··· Given information

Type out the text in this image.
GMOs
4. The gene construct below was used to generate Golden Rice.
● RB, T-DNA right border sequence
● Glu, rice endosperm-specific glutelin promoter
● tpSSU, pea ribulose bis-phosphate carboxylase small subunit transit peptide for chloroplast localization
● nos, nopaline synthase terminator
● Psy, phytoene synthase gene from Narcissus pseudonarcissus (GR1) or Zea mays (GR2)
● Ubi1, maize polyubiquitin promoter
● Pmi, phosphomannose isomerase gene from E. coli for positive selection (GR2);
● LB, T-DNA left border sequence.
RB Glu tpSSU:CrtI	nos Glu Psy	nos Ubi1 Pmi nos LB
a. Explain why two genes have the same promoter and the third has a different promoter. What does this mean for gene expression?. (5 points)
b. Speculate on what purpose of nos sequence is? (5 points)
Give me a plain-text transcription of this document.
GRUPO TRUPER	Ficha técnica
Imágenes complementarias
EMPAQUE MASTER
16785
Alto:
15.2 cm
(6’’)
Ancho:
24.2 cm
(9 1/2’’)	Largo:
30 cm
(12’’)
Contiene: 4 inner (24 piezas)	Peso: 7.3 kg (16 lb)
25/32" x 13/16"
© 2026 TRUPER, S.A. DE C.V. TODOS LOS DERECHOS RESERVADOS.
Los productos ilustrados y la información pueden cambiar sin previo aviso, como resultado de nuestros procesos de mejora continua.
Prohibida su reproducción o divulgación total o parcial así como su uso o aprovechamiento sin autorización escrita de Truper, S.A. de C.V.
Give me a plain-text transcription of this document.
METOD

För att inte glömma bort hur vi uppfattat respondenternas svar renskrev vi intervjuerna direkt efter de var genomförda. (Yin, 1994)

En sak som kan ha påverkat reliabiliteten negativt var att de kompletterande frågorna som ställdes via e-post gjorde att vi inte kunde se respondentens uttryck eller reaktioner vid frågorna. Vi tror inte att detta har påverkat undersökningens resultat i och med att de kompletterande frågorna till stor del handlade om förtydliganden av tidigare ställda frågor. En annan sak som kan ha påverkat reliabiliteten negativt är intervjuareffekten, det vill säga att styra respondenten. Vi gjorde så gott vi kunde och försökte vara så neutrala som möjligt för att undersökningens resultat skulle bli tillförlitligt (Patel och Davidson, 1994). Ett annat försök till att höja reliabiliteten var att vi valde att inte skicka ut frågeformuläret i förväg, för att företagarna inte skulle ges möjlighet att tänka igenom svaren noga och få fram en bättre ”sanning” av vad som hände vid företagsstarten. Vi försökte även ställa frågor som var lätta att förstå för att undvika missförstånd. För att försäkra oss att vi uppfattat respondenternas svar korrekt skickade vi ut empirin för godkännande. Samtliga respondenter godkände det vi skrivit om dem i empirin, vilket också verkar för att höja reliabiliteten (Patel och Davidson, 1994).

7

······

- [Exercise goal] Transcribe all of the data above, keeping each line exactly as it stands.

- [Solved exercise]
Type out the text in this image.
GMOs
4. The gene construct below was used to generate Golden Rice.
● RB, T-DNA right border sequence
● Glu, rice endosperm-specific glutelin promoter
● tpSSU, pea ribulose bis-phosphate carboxylase small subunit transit peptide for chloroplast localization
● nos, nopaline synthase terminator
● Psy, phytoene synthase gene from Narcissus pseudonarcissus (GR1) or Zea mays (GR2)
● Ubi1, maize polyubiquitin promoter
● Pmi, phosphomannose isomerase gene from E. coli for positive selection (GR2);
● LB, T-DNA left border sequence.
RB Glu tpSSU:CrtI	nos Glu Psy	nos Ubi1 Pmi nos LB
a. Explain why two genes have the same promoter and the third has a different promoter. What does this mean for gene expression?. (5 points)
b. Speculate on what purpose of nos sequence is? (5 points)
Give me a plain-text transcription of this document.
GRUPO TRUPER	Ficha técnica
Imágenes complementarias
EMPAQUE MASTER
16785
Alto:
15.2 cm
(6’’)
Ancho:
24.2 cm
(9 1/2’’)	Largo:
30 cm
(12’’)
Contiene: 4 inner (24 piezas)	Peso: 7.3 kg (16 lb)
25/32" x 13/16"
© 2026 TRUPER, S.A. DE C.V. TODOS LOS DERECHOS RESERVADOS.
Los productos ilustrados y la información pueden cambiar sin previo aviso, como resultado de nuestros procesos de mejora continua.
Prohibida su reproducción o divulgación total o parcial así como su uso o aprovechamiento sin autorización escrita de Truper, S.A. de C.V.
Give me a plain-text transcription of this document.
METOD

För att inte glömma bort hur vi uppfattat respondenternas svar renskrev vi intervjuerna direkt efter de var genomförda. (Yin, 1994)

En sak som kan ha påverkat reliabiliteten negativt var att de kompletterande frågorna som ställdes via e-post gjorde att vi inte kunde se respondentens uttryck eller reaktioner vid frågorna. Vi tror inte att detta har påverkat undersökningens resultat i och med att de kompletterande frågorna till stor del handlade om förtydliganden av tidigare ställda frågor. En annan sak som kan ha påverkat reliabiliteten negativt är intervjuareffekten, det vill säga att styra respondenten. Vi gjorde så gott vi kunde och försökte vara så neutrala som möjligt för att undersökningens resultat skulle bli tillförlitligt (Patel och Davidson, 1994). Ett annat försök till att höja reliabiliteten var att vi valde att inte skicka ut frågeformuläret i förväg, för att företagarna inte skulle ges möjlighet att tänka igenom svaren noga och få fram en bättre ”sanning” av vad som hände vid företagsstarten. Vi försökte även ställa frågor som var lätta att förstå för att undvika missförstånd. För att försäkra oss att vi uppfattat respondenternas svar korrekt skickade vi ut empirin för godkännande. Samtliga respondenter godkände det vi skrivit om dem i empirin, vilket också verkar för att höja reliabiliteten (Patel och Davidson, 1994).

7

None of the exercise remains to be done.